**Consignas:**
(1) Según el texto sobre el origen de la pandemia, ¿en qué se ha convertido el planeta Tierra para Rob Wallace?
(2) Transcribe del texto sobre el origen de la pandemia todo el pasaje que va desde "Se trata, entonces, de" hasta "que la incubaron.".
(3) Retoma el texto sobre el origen de la pandemia y prosíguelo a partir de su última oración.

**Fragmento presentado:**
-*-
En ese marco, la acción del virus ha abierto una tregua en el curso de una economía de guerra. Por un tiempo, la paz volvió a la Tierra.  Por todos lados, tras esta parálisis, en un brevísimo lapso de tiempo, han proliferado indicadores y noticias reveladoras de la increíble recuperación de la salud biosférica. Aquí, sí estamos ante una gran paradoja: un microorganismo que constituye una amenaza a nuestra salud ha desatado un gran Jubileo de la Tierra; los cielos se han despejado y las aguas se han vuelto cristalinas. En todas las grandes ciudades, los niveles de concentración de CO2 y de otros gases contaminantes se han reducido significativamente; lo mismo ha sucedido con ríos y riberas marítimas. La vida silvestre ha empezado a salir tímidamente del confinamiento secular y cada vez más asfixiante a la que la tenemos sometida. En cuanto a nuestra especie, la aritmética epidemiológica no es lineal: a las tasas y números absolutos de morbilidad y mortalidad del covid-19, deberíamos considerar también los millares de muertes, de accidentes y de agentes patógenos que se han evitado a consecuencia del virus. La respiración puede ser una vía de contagio; y paradójicamente, eso que puede infectarnos ha purificado también -al menos estos días- el aire que oxigena nuestras células.

Los orígenes del virus

Se trata, entonces, de la necesidad epocal de poner en cuestión una economía que nos enferma y que nos mata. Entender la etiología profunda del coronavirus lleva, por un lado, a ver los motivos inmediatos, directos y concretos que explican los detonantes específicos de esta pandemia. Pero, también, permiten echar luz sobre los factores estructurales, generales y de larga duración que la incubaron.

En cuanto a lo primero, las investigaciones más serias disponibles nos indican que, más que buscar en costumbres exóticas y lejanos mundos salvajes, debemos buscar los orígenes de la pandemia en prácticas globalizadas de producción y consumo. Estamos más bien ante un virus de origen industrial[2], diseminado y propagado por las más usuales prácticas y rutas del mercado mundial. Lejos de ser los causantes, los murciélagos desempeñan un incidental papel de reparto en una película cuya producción y realización general corresponde a la gran industria agroalimentaria global.

En su libro “Big Farms make Big Flu” (Las grandes granjas producen grandes gripes), publicado en 2016, el biólogo evolutivo y fitogeógrafo especialista en estudios de salud pública, Rob Wallace, apunta que, como consecuencia de la acelerada expansión agronegocio, “el planeta Tierra se ha convertido ahora en la Granja del Planeta, tanto por la biomasa como por la porción de tierra utilizada (…). Como resultado, se están liberando muchos de estos nuevos patógenos que, antes y durante largo tiempo, se mantenían bajo control por los ecosistemas de los bosques, amenazando al mundo entero (…) La cría de monocultivos genéticos de animales domésticos elimina cualquier tipo de barrera inmunológica capaz de frenar la transmisión. Las grandes densidades de población facilitan una mayor tasa de transmisión. Las condiciones de tal hacinamiento debilitan la respuesta inmunológica. Los altos volúmenes de producción, un aspecto recurrente de cualquier producción industrial, proporcionan un suministro continuo y renovado de los susceptibles de ser contagiados, la gasolina para la evolución de la virulencia”.
-*-
(Registros de una colección)
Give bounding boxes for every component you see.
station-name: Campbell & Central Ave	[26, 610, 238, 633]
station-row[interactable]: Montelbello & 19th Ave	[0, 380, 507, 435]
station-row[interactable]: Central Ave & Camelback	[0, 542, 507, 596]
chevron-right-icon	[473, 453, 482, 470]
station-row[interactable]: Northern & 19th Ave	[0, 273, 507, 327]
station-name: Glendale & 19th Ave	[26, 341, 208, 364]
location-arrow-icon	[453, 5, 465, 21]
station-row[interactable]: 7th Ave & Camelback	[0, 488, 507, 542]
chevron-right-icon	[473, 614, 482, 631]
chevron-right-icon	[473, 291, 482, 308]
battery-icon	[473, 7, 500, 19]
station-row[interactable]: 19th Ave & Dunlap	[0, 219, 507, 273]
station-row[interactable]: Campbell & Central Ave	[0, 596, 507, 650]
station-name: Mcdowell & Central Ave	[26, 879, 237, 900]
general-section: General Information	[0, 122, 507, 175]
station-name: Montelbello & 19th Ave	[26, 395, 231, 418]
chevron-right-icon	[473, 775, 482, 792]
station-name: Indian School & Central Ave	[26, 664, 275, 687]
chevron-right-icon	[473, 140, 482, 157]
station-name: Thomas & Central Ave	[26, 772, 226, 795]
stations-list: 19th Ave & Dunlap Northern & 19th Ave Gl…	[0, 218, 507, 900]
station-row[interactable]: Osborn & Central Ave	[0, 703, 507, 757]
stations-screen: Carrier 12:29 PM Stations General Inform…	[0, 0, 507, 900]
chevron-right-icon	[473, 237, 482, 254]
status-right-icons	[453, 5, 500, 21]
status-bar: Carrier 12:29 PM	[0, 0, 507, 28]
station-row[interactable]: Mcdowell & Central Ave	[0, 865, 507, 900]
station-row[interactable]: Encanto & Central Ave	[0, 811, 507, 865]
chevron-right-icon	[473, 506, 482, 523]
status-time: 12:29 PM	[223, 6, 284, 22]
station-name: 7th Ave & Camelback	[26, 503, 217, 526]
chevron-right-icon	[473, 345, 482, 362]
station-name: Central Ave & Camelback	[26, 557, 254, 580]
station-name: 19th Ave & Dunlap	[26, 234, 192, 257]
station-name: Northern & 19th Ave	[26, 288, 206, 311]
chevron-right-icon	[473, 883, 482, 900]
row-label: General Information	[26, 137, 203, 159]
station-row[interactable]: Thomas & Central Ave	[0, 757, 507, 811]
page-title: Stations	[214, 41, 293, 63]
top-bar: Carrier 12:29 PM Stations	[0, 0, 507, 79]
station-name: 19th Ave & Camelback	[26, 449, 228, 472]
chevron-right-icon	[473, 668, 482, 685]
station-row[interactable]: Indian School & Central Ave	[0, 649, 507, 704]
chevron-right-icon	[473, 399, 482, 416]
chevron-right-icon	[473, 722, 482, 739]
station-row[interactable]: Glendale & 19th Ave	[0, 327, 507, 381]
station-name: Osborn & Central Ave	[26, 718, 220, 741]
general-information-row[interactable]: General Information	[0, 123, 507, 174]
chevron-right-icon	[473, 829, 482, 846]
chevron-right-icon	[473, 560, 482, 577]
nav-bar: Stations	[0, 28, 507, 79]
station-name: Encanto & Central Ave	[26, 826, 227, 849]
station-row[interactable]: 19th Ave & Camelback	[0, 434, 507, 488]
-*-
**Respuestas:**
(1) En la Granja del Planeta.

(2)
Se trata, entonces, de la necesidad epocal de poner en cuestión una economía que nos enferma y que nos mata. Entender la etiología profunda del coronavirus lleva, por un lado, a ver los motivos inmediatos, directos y concretos que explican los detonantes específicos de esta pandemia. Pero, también, permiten echar luz sobre los factores estructurales, generales y de larga duración que la incubaron.

(3)
En definitiva, el coronavirus emerge como síntoma de la expansión de los procesos de mercantilización hacia las últimas fronteras de la vida. La maquinaria agroindustrial está asfixiando la vida silvestre y la vida en sí. Estamos asistiendo a las últimas escenas del devenir plantación de la Tierra. Un proceso incesante y creciente de concentración (de la tierra, de los mercados, de los insumos y los productos), de simplificación y uniformización (biológica, de saberes, de sabores, de semillas, de alimentos, de consumidores) y de gigantismo (en las escalas y las unidades de producción, las infraestructuras de almacenamiento, procesamiento y transporte, y las distancias geográficas involucradas en los circuitos del agronegocio).

Del siglo XVI al siglo XXI, hemos dejado que el régimen de plantación fuera demasiado lejos. Hoy, es una pandemia. Una fábrica de pandemias. Antes que una metáfora, la Gran Plantación es una figura que condensa la trayectoria histórica seguida por este modelo civilizatorio. Da cuenta de la metamorfosis que el capital ha operado sobre Gea en poco más de cinco siglos. Como tal, la figura de la gran plantación nos conecta directamente a los problemas de fondo de este modelo, a sus raíces filosóficas, ecológicas y ontológico-políticas.

La plantación

La plantación, en efecto, es la institución económica y política que está en la matriz generadora de las formaciones sociales de América, pero también en la raíz de la producción capitalista de la Naturaleza, en general. Se trata de un régimen de propiedad y de poder (sobre la tierra y los cuerpos esclavizados) que delata las raíces coloniales y patriarcales del capitalismo.

Más que un tipo de producción agraria, la plantación es un régimen de relaciones sociales en sí mismo. Una tecnología política y ecológica de expolio de la vitalidad de los cuerpos y de la Tierra. La plantación es latifundio; vale decir, concentración de la tierra y el poder en pocas manos, y su contracara, despojo de mayorías de sus medios de subsistencia e imposición de regímenes diversos de trabajo forzado. La plantación es mercantilización/profanación de los alimentos; es dejar de concebir la labranza de la tierra para producir lo que nos nutre y lo que nos da vida, para, en cambio, pensarla, diseñarla y dirigirla como medio de maximización de ganancias.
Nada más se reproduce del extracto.